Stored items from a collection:
════════

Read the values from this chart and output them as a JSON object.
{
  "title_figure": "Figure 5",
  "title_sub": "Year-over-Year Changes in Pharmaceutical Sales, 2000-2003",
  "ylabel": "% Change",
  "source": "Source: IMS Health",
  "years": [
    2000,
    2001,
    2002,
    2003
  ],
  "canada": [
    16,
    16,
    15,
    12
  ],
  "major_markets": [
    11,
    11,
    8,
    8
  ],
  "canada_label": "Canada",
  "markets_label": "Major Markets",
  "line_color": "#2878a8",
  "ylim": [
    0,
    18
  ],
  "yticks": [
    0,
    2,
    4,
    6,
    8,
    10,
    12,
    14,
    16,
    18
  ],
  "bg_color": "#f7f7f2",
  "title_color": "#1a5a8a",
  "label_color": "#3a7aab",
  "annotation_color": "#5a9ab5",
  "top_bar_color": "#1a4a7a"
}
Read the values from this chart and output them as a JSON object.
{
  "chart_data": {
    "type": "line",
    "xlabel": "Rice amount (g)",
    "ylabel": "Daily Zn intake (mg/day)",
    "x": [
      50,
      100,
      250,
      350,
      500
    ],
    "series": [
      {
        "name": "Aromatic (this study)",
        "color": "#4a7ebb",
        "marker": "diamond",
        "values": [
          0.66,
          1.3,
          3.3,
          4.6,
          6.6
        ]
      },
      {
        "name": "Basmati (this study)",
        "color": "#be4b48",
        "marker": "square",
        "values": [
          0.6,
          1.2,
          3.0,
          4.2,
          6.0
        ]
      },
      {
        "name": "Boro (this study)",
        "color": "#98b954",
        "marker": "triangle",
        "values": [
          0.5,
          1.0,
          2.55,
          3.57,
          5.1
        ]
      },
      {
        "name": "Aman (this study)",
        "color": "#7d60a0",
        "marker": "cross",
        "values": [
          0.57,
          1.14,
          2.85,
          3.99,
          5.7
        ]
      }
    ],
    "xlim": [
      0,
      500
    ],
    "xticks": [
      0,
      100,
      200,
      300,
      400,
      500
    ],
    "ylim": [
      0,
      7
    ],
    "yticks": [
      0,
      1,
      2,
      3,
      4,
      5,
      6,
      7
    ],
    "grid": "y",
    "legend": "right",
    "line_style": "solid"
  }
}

════════

### Aim
Make a list of all lines in the data that contain "ylabel".

### Result
  "ylabel": "% Change",
    "ylabel": "Daily Zn intake (mg/day)",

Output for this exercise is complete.